WHAT TO WORK ON: Answer with nothing but a number: how many lines include the word "Create"?

────────

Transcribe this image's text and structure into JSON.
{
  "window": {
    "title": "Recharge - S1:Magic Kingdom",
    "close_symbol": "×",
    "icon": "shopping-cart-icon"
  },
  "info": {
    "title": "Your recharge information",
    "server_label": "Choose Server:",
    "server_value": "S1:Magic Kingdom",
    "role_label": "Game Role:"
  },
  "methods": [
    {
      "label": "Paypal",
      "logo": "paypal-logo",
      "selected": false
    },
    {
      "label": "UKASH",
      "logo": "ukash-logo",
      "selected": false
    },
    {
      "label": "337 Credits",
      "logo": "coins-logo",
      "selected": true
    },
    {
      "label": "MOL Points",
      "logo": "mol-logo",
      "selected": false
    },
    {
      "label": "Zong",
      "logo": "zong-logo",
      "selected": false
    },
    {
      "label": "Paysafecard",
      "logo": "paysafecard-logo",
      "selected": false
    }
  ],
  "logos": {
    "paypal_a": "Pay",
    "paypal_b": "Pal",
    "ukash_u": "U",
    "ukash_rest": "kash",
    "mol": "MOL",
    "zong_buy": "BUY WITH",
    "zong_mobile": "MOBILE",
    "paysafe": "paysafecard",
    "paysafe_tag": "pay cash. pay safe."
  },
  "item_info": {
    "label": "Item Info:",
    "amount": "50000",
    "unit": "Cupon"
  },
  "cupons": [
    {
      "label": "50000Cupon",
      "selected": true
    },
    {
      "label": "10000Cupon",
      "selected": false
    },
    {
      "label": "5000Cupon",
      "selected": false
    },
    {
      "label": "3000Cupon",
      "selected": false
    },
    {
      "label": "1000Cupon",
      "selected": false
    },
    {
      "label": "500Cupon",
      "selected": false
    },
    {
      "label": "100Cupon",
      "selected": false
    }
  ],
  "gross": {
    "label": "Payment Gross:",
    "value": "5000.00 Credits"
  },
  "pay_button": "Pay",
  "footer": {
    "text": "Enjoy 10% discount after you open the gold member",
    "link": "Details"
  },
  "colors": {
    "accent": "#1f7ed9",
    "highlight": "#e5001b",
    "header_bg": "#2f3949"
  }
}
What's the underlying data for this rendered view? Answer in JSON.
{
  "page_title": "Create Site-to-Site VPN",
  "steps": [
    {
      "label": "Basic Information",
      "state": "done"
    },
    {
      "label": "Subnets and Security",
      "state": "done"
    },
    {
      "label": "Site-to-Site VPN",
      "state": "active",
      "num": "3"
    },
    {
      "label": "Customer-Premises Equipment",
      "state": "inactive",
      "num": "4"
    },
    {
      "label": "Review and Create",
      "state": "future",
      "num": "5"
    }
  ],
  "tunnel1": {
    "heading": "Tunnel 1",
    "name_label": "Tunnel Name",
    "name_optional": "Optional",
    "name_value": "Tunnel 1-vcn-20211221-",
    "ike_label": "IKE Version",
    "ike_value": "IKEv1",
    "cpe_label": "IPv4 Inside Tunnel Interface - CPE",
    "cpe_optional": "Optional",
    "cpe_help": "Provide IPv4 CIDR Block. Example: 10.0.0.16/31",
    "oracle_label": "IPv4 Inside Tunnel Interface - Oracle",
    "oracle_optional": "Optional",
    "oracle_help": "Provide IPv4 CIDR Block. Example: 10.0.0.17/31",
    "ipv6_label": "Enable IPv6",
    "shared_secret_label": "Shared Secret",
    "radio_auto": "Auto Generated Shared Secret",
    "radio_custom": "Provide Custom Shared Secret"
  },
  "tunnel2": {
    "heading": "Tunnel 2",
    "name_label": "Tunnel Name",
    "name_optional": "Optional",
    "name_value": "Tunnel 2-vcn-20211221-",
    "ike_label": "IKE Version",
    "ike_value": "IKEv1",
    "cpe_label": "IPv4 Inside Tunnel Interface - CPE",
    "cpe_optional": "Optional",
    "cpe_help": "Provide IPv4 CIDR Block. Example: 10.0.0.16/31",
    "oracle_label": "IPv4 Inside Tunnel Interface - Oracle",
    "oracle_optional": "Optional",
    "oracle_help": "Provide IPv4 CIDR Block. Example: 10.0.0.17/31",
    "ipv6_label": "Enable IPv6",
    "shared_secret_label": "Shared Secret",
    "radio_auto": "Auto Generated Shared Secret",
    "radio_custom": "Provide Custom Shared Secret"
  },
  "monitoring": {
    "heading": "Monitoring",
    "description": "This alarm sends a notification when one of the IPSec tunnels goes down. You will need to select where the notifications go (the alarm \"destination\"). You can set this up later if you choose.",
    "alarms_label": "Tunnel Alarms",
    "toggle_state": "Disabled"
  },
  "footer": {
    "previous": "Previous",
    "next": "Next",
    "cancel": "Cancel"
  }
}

────────

RESULT BELOW: 2